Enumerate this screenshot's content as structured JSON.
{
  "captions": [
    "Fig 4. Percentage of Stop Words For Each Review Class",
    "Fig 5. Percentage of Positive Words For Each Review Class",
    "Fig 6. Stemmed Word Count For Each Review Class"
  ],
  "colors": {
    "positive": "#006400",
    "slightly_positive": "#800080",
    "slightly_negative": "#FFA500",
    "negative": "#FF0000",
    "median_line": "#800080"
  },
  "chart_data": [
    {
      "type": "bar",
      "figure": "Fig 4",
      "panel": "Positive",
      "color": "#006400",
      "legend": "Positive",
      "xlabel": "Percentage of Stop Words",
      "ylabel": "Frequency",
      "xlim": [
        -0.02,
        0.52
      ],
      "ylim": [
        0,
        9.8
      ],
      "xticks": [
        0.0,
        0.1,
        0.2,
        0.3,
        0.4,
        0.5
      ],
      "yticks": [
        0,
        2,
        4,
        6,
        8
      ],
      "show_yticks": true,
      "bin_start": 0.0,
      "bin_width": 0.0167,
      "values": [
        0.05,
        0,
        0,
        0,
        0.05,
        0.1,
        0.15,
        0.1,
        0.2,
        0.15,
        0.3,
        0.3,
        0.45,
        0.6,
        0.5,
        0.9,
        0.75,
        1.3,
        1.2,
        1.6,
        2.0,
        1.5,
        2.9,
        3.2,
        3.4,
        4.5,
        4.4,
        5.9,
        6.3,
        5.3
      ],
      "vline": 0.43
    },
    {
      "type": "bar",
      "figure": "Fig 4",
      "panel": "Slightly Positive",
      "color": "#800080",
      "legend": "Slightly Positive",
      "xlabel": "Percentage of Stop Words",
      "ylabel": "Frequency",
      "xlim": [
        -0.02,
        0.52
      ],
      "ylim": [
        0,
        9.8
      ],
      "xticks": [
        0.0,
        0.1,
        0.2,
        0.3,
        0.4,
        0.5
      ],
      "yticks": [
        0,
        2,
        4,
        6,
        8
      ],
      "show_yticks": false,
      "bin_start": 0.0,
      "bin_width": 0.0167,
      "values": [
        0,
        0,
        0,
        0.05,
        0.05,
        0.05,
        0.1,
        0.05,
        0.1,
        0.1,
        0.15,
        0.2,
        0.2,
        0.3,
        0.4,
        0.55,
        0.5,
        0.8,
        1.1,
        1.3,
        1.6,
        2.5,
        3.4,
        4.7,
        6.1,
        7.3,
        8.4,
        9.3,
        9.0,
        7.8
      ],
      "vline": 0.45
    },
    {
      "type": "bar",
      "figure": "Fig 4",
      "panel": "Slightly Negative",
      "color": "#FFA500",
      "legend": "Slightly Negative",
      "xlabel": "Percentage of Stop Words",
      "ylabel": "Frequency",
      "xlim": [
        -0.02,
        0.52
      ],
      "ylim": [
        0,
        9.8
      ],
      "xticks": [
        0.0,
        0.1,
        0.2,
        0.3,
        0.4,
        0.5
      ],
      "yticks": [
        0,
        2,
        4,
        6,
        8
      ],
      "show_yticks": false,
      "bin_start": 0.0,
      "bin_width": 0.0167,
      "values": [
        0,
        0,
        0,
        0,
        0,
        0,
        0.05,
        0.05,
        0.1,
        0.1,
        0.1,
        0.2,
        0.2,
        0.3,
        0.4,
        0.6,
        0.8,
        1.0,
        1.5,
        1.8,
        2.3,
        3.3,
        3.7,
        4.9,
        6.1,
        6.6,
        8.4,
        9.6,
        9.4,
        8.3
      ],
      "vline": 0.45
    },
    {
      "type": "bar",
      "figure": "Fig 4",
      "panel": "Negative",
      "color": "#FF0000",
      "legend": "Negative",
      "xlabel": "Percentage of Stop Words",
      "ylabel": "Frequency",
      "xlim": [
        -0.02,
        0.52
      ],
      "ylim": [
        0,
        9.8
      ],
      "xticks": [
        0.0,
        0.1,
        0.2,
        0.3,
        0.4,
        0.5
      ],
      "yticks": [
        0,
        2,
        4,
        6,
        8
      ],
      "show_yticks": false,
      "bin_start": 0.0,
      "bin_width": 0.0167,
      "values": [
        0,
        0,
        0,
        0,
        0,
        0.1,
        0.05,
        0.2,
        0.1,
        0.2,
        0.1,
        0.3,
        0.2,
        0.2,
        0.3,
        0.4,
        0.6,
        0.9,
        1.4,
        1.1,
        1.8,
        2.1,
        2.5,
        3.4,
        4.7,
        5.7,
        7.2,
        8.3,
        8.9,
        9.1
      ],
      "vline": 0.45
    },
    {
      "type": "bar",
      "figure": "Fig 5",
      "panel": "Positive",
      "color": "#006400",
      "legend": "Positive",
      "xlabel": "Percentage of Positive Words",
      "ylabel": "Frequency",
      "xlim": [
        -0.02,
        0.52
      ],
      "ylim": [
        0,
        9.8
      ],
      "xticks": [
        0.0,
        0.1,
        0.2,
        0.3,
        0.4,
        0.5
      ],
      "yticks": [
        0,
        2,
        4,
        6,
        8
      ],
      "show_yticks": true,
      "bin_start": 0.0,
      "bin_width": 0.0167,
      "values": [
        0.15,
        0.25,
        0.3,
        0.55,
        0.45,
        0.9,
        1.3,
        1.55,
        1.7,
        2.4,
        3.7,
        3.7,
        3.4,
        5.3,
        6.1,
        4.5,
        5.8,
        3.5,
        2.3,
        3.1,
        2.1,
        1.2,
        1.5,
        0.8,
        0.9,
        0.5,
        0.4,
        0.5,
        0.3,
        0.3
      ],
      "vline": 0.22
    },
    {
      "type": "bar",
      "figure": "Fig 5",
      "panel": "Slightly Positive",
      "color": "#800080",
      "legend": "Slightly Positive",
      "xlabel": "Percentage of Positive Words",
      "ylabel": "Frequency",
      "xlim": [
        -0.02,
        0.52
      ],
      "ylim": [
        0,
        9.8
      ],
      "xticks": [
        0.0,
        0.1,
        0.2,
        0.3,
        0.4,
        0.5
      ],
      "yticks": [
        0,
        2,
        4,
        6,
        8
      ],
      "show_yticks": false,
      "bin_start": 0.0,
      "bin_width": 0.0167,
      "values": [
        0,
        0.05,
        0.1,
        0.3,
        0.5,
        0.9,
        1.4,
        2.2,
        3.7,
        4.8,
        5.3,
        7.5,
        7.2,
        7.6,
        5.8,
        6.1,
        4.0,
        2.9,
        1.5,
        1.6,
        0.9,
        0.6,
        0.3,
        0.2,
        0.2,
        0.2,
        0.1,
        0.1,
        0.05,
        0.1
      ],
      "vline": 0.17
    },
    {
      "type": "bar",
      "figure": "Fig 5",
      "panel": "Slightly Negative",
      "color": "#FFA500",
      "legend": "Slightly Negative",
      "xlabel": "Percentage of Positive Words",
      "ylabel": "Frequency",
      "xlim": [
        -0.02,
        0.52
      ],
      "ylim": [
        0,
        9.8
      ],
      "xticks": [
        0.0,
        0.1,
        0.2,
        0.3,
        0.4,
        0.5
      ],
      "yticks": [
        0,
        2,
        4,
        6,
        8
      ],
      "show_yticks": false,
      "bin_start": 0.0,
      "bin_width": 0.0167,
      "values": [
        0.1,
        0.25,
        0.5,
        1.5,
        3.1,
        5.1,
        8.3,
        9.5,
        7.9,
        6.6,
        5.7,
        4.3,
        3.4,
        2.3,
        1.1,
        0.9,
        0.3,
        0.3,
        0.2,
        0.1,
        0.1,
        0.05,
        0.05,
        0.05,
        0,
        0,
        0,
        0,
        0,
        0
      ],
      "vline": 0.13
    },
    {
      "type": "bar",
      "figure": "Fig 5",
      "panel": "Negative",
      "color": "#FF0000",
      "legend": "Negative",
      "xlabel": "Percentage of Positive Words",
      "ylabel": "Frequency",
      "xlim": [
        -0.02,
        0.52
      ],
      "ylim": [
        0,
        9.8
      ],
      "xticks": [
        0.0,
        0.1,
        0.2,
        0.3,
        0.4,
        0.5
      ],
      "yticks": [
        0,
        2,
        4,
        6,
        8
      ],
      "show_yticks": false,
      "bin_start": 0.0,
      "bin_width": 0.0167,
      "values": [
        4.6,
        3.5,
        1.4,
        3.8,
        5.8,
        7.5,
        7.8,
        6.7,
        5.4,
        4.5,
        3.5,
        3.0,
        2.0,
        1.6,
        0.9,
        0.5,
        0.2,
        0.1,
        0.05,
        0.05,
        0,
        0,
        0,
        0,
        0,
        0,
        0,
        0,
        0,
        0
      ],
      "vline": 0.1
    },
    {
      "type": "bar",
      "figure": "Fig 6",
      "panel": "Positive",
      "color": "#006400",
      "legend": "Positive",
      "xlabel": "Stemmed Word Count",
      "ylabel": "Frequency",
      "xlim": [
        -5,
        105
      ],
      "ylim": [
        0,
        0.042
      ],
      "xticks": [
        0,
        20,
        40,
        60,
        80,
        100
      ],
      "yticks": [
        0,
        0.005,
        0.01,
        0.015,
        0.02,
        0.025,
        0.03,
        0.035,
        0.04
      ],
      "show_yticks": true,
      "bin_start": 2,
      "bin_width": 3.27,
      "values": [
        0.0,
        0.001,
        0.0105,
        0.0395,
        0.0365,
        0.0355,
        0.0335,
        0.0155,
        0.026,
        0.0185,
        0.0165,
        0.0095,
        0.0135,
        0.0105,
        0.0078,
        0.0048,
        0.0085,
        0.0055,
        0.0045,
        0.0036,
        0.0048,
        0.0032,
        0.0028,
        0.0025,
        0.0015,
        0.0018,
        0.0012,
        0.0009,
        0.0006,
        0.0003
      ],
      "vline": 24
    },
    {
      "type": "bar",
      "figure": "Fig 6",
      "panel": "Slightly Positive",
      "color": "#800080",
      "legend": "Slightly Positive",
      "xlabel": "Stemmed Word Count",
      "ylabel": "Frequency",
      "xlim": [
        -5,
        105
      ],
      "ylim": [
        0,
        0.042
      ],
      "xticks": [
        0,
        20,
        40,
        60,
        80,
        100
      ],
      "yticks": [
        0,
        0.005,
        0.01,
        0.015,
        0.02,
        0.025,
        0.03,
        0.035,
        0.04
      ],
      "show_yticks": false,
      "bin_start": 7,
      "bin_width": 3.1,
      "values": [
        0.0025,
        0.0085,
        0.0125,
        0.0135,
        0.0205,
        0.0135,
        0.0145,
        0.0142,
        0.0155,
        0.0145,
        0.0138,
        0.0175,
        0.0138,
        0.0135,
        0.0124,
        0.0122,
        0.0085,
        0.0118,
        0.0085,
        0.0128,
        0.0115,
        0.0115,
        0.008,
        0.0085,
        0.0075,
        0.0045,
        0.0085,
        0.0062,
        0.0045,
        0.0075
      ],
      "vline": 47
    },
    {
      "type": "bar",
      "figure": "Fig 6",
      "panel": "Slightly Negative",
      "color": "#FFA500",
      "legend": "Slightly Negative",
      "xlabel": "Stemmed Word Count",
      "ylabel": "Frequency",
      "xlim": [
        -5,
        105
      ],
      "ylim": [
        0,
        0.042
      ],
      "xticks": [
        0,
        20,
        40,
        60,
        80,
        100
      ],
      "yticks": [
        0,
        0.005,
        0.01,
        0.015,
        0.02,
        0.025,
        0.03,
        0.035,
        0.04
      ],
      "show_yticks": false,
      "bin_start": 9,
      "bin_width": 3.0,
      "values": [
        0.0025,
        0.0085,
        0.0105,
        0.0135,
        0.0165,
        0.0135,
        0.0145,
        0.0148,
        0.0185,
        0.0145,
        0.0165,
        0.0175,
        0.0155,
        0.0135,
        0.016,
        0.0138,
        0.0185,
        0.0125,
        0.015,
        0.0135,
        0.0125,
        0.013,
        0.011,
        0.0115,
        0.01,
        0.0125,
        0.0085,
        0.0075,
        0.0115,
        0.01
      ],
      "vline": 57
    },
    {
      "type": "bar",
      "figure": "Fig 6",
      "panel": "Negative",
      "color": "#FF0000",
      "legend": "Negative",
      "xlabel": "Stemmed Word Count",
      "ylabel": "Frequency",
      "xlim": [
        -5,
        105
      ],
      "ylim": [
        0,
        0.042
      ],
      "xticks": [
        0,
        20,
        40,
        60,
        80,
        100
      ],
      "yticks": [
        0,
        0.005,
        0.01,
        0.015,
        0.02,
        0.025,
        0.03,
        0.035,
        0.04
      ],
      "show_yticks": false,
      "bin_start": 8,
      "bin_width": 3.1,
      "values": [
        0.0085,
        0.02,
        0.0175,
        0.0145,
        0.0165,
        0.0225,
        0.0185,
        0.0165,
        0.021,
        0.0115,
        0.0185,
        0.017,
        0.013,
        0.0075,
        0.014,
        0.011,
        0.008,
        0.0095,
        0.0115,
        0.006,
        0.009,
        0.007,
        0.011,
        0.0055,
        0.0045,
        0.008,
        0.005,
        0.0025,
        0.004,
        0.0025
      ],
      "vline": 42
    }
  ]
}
---*---
## Task requirements:
Search the listing for the word "Review". Copy every line in which it occurs.

## Solution for this task:
    "Fig 4. Percentage of Stop Words For Each Review Class",
    "Fig 5. Percentage of Positive Words For Each Review Class",
    "Fig 6. Stemmed Word Count For Each Review Class"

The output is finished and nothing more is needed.